DIRECTIONS FOR THIS TASK:
Which lines in the records below contain the word "Payer"? Copy each one out.

Dataset records on visual material:
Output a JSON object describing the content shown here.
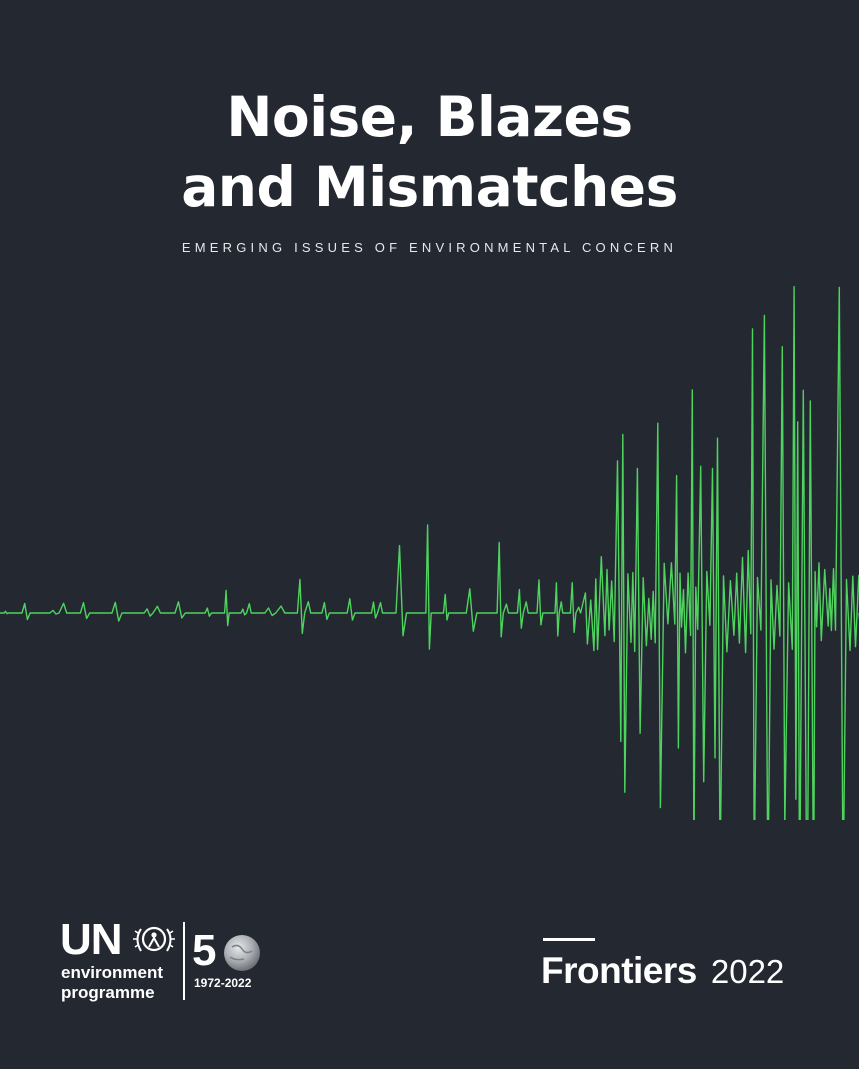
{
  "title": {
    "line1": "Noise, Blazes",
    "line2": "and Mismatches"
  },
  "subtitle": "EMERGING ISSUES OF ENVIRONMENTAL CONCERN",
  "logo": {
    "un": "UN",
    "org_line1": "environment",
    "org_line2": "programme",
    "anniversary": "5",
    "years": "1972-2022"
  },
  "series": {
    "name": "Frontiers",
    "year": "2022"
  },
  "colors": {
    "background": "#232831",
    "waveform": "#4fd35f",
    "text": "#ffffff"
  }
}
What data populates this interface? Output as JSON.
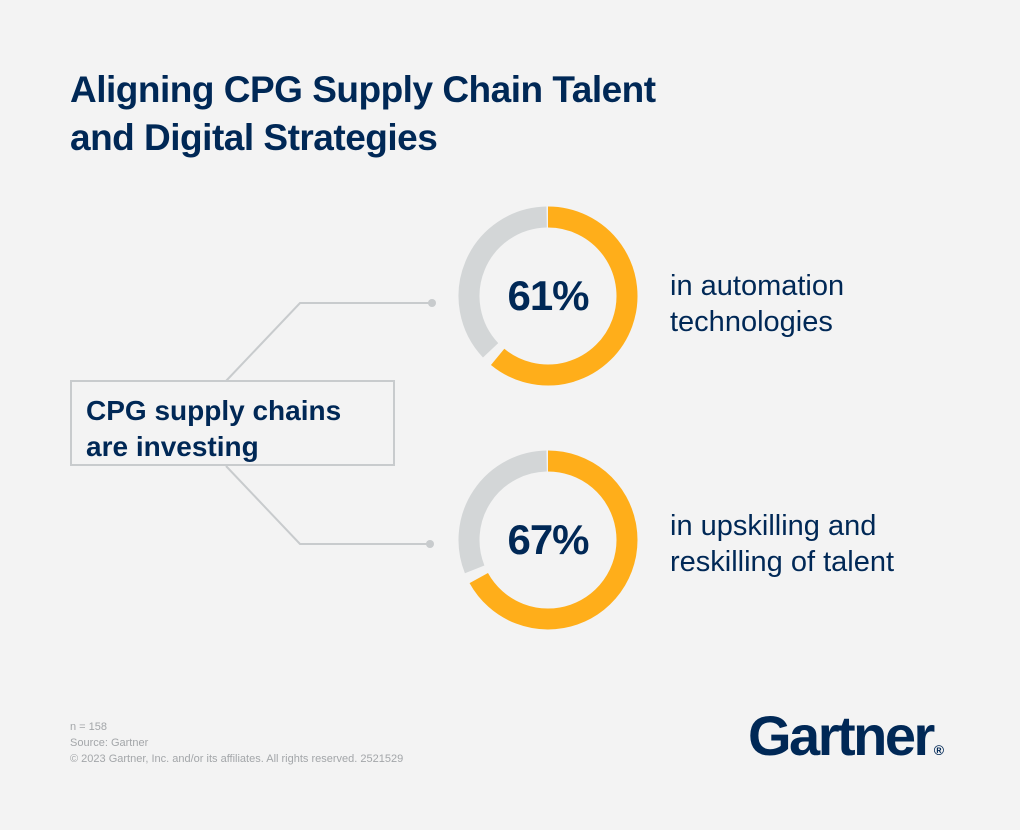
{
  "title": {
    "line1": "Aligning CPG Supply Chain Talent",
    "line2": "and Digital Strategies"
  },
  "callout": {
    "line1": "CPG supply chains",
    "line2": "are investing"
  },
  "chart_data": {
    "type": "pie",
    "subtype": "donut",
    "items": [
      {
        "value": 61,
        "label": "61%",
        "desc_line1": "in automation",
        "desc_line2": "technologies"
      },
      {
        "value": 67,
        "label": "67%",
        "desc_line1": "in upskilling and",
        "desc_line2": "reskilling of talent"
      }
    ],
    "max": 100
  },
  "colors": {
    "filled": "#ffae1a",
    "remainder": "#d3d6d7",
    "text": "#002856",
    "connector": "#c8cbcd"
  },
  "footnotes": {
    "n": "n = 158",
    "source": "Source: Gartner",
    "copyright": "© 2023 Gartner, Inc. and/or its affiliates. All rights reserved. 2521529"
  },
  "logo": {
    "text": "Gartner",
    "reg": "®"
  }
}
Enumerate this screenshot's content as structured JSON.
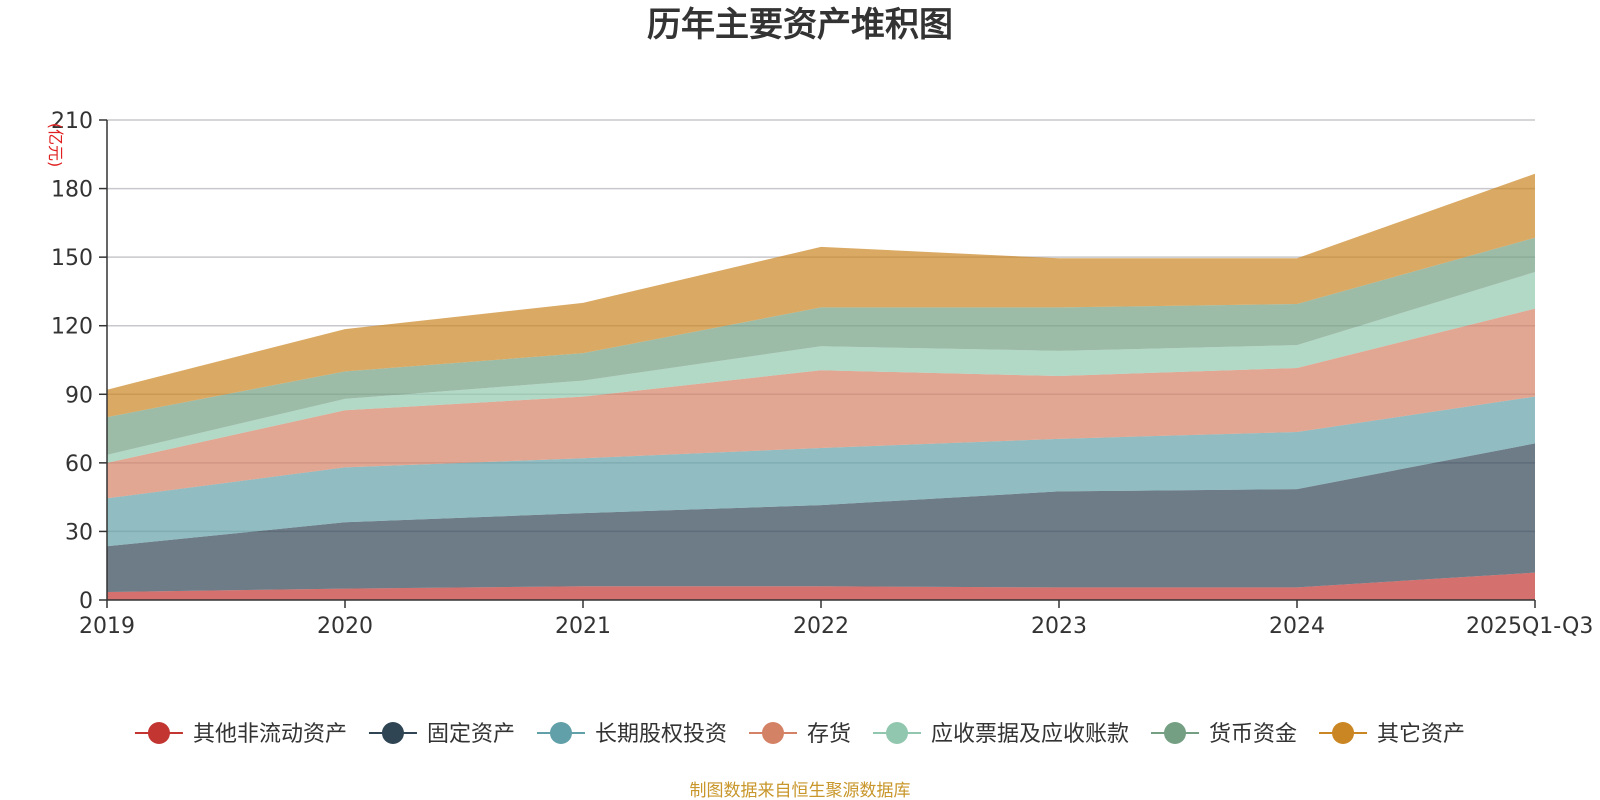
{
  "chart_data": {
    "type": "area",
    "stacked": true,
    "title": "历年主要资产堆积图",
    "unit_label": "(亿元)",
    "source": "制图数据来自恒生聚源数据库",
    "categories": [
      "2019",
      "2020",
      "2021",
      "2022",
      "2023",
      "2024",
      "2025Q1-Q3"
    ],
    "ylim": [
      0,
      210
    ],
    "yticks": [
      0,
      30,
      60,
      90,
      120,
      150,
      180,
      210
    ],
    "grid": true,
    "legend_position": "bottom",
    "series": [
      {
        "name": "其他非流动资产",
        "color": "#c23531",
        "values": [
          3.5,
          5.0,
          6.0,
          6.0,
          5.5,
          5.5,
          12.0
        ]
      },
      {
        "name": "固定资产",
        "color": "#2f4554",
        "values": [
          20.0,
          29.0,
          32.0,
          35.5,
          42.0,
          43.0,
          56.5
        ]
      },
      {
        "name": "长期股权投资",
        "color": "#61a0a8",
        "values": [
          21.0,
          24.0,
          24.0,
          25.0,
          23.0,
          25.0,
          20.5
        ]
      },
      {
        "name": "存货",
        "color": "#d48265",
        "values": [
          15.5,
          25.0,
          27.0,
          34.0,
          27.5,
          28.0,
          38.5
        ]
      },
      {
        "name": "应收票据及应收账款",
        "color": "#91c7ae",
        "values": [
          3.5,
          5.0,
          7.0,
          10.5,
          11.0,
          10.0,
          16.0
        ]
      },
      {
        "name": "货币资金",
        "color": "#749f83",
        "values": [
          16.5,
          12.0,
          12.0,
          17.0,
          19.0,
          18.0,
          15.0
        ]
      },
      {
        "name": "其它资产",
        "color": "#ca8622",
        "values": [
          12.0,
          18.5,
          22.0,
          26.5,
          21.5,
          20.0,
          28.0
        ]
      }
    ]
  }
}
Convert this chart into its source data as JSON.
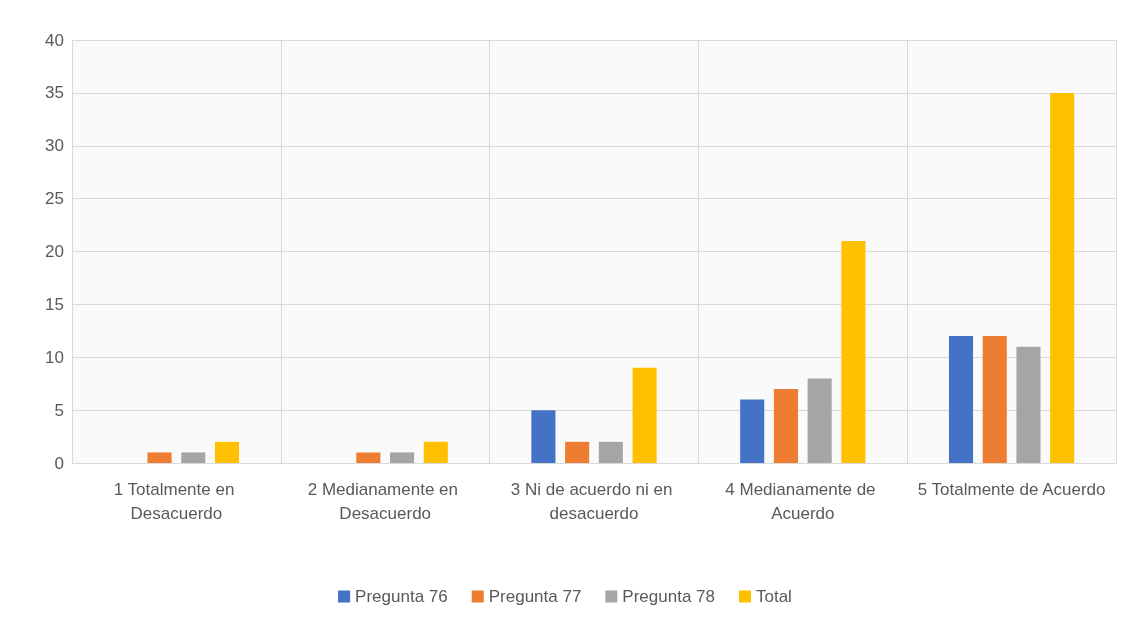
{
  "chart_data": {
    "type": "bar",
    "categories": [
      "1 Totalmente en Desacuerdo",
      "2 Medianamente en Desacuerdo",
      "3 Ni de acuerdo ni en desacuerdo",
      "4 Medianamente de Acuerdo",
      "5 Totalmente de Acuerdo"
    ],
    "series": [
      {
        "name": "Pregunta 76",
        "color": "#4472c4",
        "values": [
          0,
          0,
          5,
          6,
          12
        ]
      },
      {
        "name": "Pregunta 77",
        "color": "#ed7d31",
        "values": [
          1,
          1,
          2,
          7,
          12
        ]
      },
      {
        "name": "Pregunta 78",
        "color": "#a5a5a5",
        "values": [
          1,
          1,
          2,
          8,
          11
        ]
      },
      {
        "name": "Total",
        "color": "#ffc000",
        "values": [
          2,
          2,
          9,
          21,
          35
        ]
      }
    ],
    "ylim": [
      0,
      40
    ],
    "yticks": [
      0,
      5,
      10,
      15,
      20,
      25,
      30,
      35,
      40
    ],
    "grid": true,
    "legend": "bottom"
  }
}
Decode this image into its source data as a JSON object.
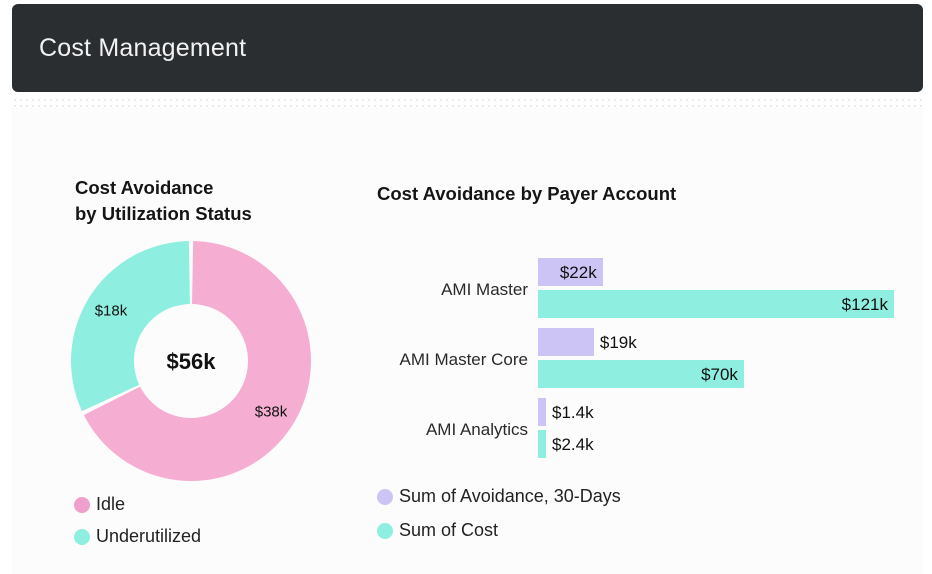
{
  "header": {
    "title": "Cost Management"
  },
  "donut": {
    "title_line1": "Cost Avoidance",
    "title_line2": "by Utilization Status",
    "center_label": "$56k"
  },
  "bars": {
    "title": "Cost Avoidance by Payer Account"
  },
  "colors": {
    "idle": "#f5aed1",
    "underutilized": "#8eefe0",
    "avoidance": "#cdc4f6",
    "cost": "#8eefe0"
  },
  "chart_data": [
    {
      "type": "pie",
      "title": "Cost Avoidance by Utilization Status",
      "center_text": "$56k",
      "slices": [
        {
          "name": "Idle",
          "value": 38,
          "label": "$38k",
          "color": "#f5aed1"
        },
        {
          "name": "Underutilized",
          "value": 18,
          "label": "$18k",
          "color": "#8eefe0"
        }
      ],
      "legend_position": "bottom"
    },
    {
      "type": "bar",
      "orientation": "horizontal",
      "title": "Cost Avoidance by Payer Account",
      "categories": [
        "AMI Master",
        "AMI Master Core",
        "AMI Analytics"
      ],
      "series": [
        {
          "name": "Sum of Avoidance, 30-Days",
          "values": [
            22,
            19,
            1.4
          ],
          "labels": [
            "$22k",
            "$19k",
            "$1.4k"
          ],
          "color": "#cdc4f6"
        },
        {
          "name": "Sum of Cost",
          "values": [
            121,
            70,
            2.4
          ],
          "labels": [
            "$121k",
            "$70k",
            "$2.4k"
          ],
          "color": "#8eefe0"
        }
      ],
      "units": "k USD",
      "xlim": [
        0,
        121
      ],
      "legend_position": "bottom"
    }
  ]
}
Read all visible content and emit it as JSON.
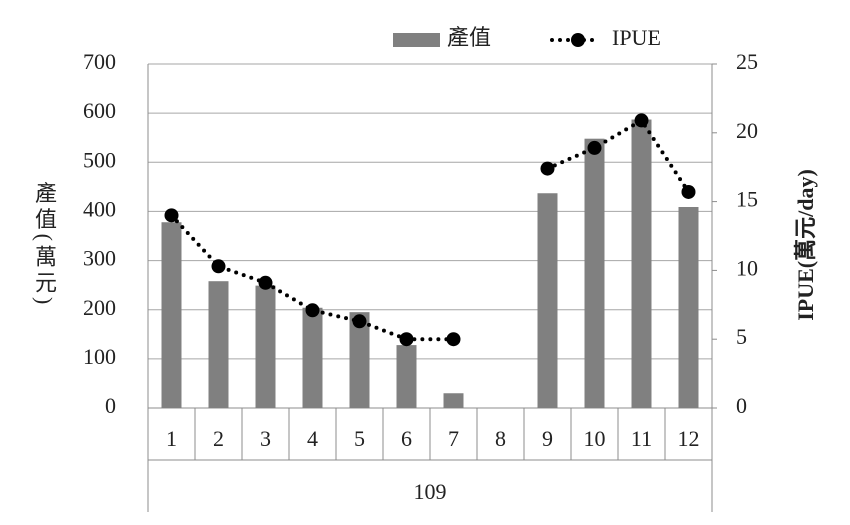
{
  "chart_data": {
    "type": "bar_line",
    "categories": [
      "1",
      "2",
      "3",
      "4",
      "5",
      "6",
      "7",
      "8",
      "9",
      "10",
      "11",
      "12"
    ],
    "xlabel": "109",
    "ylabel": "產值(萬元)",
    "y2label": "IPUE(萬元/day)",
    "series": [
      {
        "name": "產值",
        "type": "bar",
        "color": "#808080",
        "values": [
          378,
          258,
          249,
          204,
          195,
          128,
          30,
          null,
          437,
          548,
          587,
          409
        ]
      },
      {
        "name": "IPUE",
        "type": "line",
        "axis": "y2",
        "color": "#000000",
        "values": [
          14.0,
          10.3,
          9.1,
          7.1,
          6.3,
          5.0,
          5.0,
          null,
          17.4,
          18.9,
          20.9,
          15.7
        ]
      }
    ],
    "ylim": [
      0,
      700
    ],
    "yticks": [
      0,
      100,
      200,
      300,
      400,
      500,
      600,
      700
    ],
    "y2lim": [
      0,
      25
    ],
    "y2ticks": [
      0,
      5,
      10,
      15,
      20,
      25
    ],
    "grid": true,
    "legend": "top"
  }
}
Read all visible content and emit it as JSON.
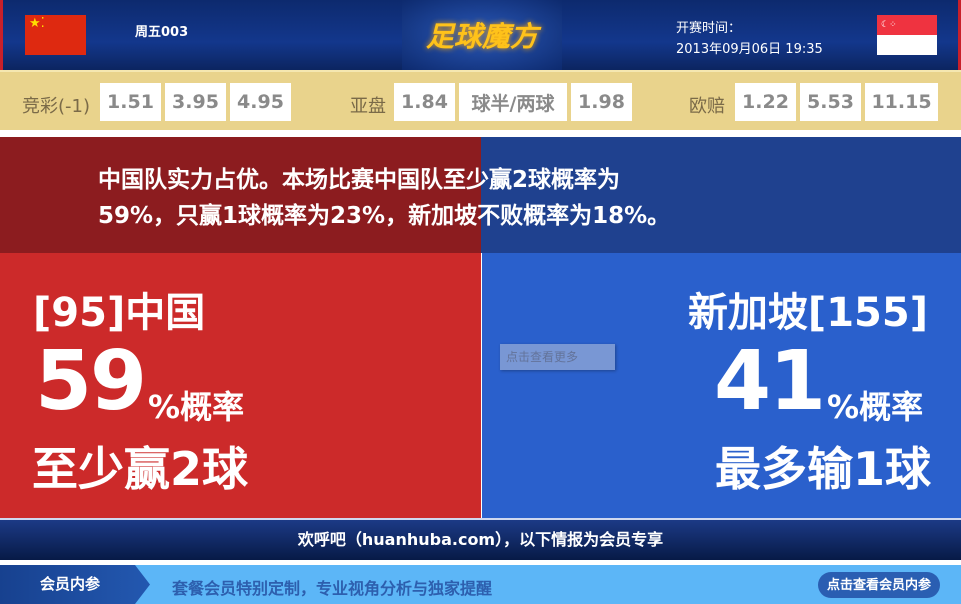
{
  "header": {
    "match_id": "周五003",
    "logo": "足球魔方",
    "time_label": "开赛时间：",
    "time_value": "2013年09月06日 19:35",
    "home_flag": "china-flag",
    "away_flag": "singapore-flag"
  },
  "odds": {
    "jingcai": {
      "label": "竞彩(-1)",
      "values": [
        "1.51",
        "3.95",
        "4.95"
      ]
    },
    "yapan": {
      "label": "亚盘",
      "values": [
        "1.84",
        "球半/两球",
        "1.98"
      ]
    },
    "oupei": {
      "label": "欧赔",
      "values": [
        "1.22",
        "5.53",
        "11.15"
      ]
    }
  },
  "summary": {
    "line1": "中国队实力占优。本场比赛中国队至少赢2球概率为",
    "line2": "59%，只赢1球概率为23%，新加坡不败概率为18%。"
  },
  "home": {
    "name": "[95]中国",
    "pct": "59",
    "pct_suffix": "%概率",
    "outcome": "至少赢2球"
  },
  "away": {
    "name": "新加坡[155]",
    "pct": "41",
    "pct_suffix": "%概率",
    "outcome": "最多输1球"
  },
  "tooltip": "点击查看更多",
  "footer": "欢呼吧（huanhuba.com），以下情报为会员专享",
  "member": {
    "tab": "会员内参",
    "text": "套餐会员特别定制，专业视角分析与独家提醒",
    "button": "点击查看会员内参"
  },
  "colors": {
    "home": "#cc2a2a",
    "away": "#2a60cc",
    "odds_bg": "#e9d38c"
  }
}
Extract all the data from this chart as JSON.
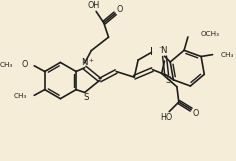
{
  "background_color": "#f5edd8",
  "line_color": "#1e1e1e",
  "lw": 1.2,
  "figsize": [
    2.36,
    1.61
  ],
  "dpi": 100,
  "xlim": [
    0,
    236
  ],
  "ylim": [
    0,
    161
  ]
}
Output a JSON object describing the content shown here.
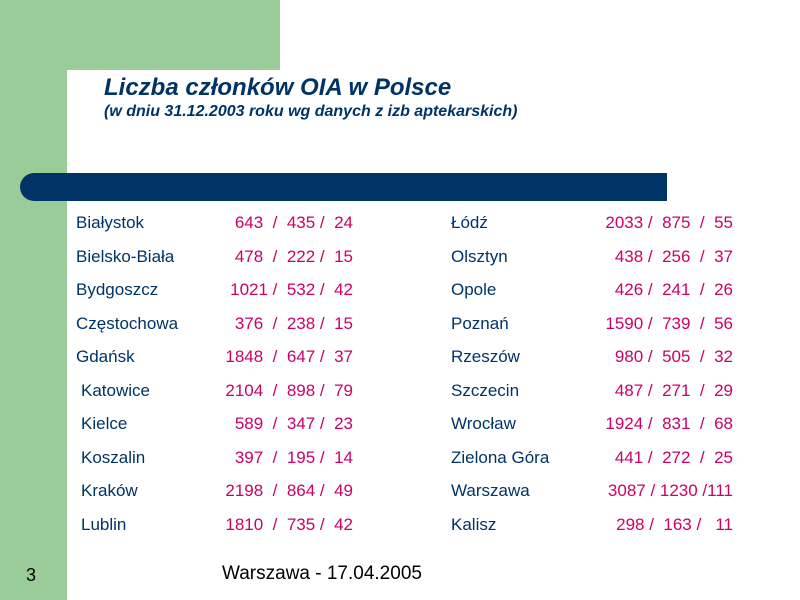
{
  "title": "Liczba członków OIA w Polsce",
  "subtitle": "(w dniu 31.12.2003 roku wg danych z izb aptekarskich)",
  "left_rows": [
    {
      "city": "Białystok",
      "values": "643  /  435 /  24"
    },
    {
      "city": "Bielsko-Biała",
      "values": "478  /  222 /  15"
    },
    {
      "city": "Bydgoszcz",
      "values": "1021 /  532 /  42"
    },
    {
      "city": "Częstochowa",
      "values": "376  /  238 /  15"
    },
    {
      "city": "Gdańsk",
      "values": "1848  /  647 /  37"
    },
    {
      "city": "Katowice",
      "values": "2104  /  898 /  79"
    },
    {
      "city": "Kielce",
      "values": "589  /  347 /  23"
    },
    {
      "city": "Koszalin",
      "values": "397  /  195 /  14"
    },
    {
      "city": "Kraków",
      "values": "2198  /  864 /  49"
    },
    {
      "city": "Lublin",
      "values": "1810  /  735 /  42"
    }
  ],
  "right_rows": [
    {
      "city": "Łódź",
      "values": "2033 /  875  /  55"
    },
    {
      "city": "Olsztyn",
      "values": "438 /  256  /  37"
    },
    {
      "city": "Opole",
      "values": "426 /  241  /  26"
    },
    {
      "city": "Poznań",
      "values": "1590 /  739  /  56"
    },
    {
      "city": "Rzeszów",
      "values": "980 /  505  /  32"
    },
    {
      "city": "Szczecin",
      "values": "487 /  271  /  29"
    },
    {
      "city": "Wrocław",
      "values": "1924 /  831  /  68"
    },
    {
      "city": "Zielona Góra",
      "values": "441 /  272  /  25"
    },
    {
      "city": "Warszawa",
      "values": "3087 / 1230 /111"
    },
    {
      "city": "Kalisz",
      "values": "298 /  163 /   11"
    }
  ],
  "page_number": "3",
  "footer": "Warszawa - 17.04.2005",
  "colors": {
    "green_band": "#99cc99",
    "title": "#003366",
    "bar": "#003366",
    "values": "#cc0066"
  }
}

TASK RESULT:
    "title": "Cost Avoidance by Payer Account"
      "title": "Cost Avoidance by Payer Account",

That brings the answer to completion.